* **Dataset**:
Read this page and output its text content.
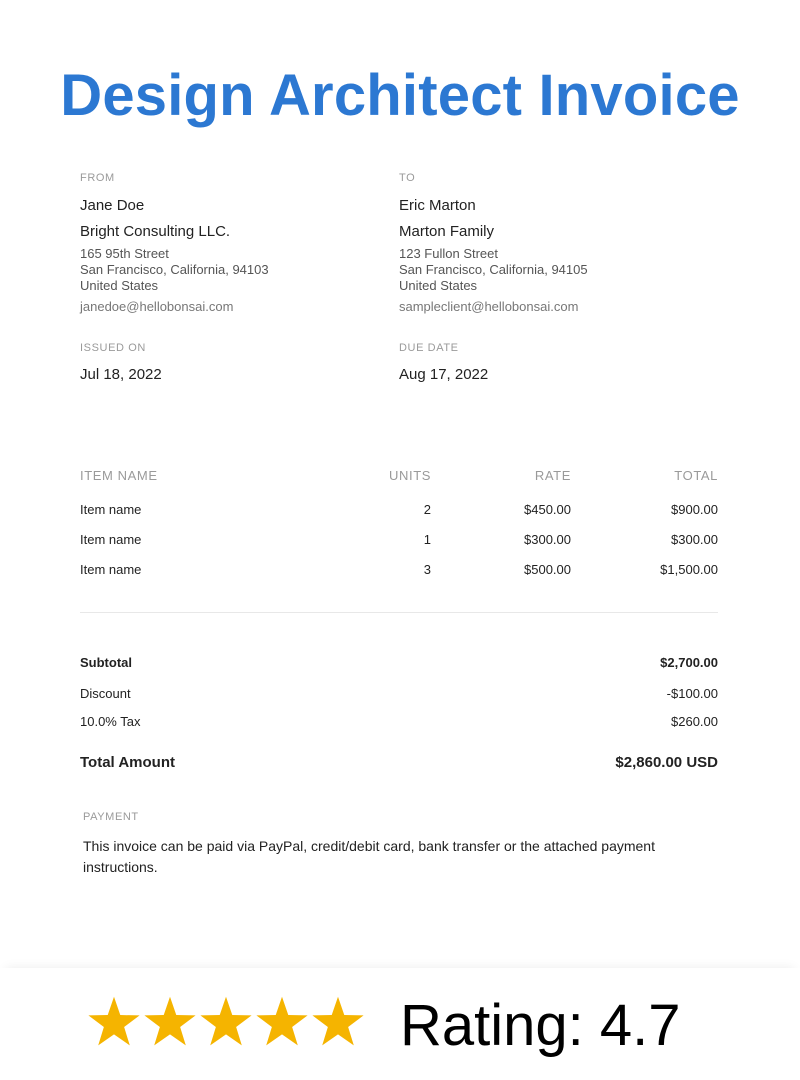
Design Architect Invoice
FROM
Jane Doe
Bright Consulting LLC.
165 95th Street
San Francisco, California, 94103
United States
janedoe@hellobonsai.com
TO
Eric Marton
Marton Family
123 Fullon Street
San Francisco, California, 94105
United States
sampleclient@hellobonsai.com
ISSUED ON
Jul 18, 2022
DUE DATE
Aug 17, 2022
ITEM NAME	UNITS	RATE	TOTAL
Item name	2	$450.00	$900.00
Item name	1	$300.00	$300.00
Item name	3	$500.00	$1,500.00
Subtotal	$2,700.00
Discount	-$100.00
10.0% Tax	$260.00
Total Amount	$2,860.00 USD
PAYMENT
This invoice can be paid via PayPal, credit/debit card, bank transfer or the attached payment instructions.
Rating: 4.7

* **Task objective**:
Write out the full listing verbatim, excluding its pictures.

* **Written response**:
Read this page and output its text content.
Design Architect Invoice
FROM
Jane Doe
Bright Consulting LLC.
165 95th Street
San Francisco, California, 94103
United States
janedoe@hellobonsai.com
TO
Eric Marton
Marton Family
123 Fullon Street
San Francisco, California, 94105
United States
sampleclient@hellobonsai.com
ISSUED ON
Jul 18, 2022
DUE DATE
Aug 17, 2022
ITEM NAME	UNITS	RATE	TOTAL
Item name	2	$450.00	$900.00
Item name	1	$300.00	$300.00
Item name	3	$500.00	$1,500.00
Subtotal	$2,700.00
Discount	-$100.00
10.0% Tax	$260.00
Total Amount	$2,860.00 USD
PAYMENT
This invoice can be paid via PayPal, credit/debit card, bank transfer or the attached payment instructions.
Rating: 4.7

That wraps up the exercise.